WRITTEN EXERCISE: Pull every line of the data below and reproduce each one unchanged.
── EXTRACTED ENTRIES
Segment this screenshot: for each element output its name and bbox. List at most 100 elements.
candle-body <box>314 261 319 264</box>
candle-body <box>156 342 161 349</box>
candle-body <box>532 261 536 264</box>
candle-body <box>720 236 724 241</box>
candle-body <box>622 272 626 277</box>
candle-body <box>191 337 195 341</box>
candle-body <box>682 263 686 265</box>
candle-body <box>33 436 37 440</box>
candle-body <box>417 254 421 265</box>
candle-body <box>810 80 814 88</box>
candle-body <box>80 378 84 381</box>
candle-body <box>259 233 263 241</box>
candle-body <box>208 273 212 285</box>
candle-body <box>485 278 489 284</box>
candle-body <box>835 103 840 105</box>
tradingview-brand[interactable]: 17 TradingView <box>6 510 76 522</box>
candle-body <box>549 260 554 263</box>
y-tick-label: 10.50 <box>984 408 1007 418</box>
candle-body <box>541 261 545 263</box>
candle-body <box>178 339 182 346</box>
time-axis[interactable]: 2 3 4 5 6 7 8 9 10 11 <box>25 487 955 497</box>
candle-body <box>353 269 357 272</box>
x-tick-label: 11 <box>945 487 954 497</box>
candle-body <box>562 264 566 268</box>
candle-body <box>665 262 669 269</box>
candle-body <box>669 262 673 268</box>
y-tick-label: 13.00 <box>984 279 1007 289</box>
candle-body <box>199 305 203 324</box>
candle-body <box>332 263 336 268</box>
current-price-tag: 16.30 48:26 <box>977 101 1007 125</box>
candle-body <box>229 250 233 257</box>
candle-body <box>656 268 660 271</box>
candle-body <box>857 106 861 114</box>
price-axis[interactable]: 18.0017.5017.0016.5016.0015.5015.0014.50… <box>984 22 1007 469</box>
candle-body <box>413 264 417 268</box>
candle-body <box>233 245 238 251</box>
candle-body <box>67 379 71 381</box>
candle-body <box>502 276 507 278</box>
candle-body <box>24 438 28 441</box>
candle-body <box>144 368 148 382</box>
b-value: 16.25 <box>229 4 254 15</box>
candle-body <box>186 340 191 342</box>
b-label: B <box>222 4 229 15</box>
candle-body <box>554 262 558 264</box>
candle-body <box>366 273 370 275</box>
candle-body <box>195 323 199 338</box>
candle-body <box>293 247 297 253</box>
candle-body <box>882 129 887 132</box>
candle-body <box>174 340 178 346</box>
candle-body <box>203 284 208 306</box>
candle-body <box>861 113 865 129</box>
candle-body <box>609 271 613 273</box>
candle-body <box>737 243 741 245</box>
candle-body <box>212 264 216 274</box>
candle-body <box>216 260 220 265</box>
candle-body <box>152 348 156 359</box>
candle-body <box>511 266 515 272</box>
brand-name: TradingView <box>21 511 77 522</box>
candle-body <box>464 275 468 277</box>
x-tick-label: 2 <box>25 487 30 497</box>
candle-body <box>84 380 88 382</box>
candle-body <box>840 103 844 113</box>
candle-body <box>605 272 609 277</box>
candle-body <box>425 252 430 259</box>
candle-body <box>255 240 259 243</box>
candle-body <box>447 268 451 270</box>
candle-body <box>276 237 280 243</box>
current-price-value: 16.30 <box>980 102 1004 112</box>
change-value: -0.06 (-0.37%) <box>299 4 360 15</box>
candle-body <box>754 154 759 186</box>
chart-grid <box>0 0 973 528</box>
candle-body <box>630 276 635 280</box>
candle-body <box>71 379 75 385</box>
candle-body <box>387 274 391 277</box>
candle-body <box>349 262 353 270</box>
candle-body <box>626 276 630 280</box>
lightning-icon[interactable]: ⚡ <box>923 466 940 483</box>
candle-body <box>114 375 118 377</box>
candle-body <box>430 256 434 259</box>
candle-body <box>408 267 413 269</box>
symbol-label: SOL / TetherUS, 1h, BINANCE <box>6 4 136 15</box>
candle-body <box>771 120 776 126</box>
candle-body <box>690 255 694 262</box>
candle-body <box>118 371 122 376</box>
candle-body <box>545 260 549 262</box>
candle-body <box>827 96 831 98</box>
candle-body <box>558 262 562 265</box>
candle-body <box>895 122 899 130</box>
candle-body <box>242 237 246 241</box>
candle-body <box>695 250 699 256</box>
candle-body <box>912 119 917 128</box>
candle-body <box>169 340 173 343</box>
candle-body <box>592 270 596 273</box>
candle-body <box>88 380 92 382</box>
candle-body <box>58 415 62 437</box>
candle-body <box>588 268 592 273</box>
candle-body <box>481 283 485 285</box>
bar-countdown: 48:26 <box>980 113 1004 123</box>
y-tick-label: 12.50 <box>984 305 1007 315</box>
────
THE ANSWER:
Segment this screenshot: for each element output its name and bbox. List at most 100 elements.
candle-body <box>314 261 319 264</box>
candle-body <box>156 342 161 349</box>
candle-body <box>532 261 536 264</box>
candle-body <box>720 236 724 241</box>
candle-body <box>622 272 626 277</box>
candle-body <box>191 337 195 341</box>
candle-body <box>682 263 686 265</box>
candle-body <box>33 436 37 440</box>
candle-body <box>417 254 421 265</box>
candle-body <box>810 80 814 88</box>
candle-body <box>80 378 84 381</box>
candle-body <box>259 233 263 241</box>
candle-body <box>208 273 212 285</box>
candle-body <box>485 278 489 284</box>
candle-body <box>835 103 840 105</box>
tradingview-brand[interactable]: 17 TradingView <box>6 510 76 522</box>
candle-body <box>549 260 554 263</box>
y-tick-label: 10.50 <box>984 408 1007 418</box>
candle-body <box>541 261 545 263</box>
candle-body <box>178 339 182 346</box>
time-axis[interactable]: 2 3 4 5 6 7 8 9 10 11 <box>25 487 955 497</box>
candle-body <box>353 269 357 272</box>
x-tick-label: 11 <box>945 487 954 497</box>
candle-body <box>562 264 566 268</box>
candle-body <box>665 262 669 269</box>
candle-body <box>669 262 673 268</box>
y-tick-label: 13.00 <box>984 279 1007 289</box>
candle-body <box>199 305 203 324</box>
candle-body <box>332 263 336 268</box>
current-price-tag: 16.30 48:26 <box>977 101 1007 125</box>
candle-body <box>229 250 233 257</box>
candle-body <box>656 268 660 271</box>
candle-body <box>857 106 861 114</box>
price-axis[interactable]: 18.0017.5017.0016.5016.0015.5015.0014.50… <box>984 22 1007 469</box>
candle-body <box>413 264 417 268</box>
candle-body <box>233 245 238 251</box>
candle-body <box>67 379 71 381</box>
candle-body <box>502 276 507 278</box>
candle-body <box>24 438 28 441</box>
candle-body <box>144 368 148 382</box>
b-value: 16.25 <box>229 4 254 15</box>
candle-body <box>186 340 191 342</box>
b-label: B <box>222 4 229 15</box>
candle-body <box>554 262 558 264</box>
candle-body <box>366 273 370 275</box>
candle-body <box>195 323 199 338</box>
candle-body <box>293 247 297 253</box>
candle-body <box>882 129 887 132</box>
candle-body <box>174 340 178 346</box>
candle-body <box>203 284 208 306</box>
candle-body <box>861 113 865 129</box>
candle-body <box>609 271 613 273</box>
candle-body <box>737 243 741 245</box>
candle-body <box>212 264 216 274</box>
candle-body <box>216 260 220 265</box>
candle-body <box>152 348 156 359</box>
candle-body <box>511 266 515 272</box>
brand-name: TradingView <box>21 511 77 522</box>
candle-body <box>464 275 468 277</box>
x-tick-label: 2 <box>25 487 30 497</box>
candle-body <box>84 380 88 382</box>
candle-body <box>840 103 844 113</box>
candle-body <box>605 272 609 277</box>
candle-body <box>425 252 430 259</box>
candle-body <box>255 240 259 243</box>
candle-body <box>447 268 451 270</box>
candle-body <box>276 237 280 243</box>
current-price-value: 16.30 <box>980 102 1004 112</box>
change-value: -0.06 (-0.37%) <box>299 4 360 15</box>
candle-body <box>754 154 759 186</box>
chart-grid <box>0 0 973 528</box>
candle-body <box>630 276 635 280</box>
candle-body <box>71 379 75 385</box>
candle-body <box>387 274 391 277</box>
candle-body <box>349 262 353 270</box>
candle-body <box>626 276 630 280</box>
lightning-icon[interactable]: ⚡ <box>923 466 940 483</box>
candle-body <box>114 375 118 377</box>
candle-body <box>430 256 434 259</box>
candle-body <box>408 267 413 269</box>
symbol-label: SOL / TetherUS, 1h, BINANCE <box>6 4 136 15</box>
candle-body <box>771 120 776 126</box>
candle-body <box>690 255 694 262</box>
candle-body <box>118 371 122 376</box>
candle-body <box>545 260 549 262</box>
candle-body <box>827 96 831 98</box>
candle-body <box>558 262 562 265</box>
candle-body <box>895 122 899 130</box>
candle-body <box>242 237 246 241</box>
candle-body <box>695 250 699 256</box>
candle-body <box>912 119 917 128</box>
candle-body <box>169 340 173 343</box>
candle-body <box>592 270 596 273</box>
candle-body <box>88 380 92 382</box>
candle-body <box>58 415 62 437</box>
candle-body <box>588 268 592 273</box>
candle-body <box>481 283 485 285</box>
bar-countdown: 48:26 <box>980 113 1004 123</box>
y-tick-label: 12.50 <box>984 305 1007 315</box>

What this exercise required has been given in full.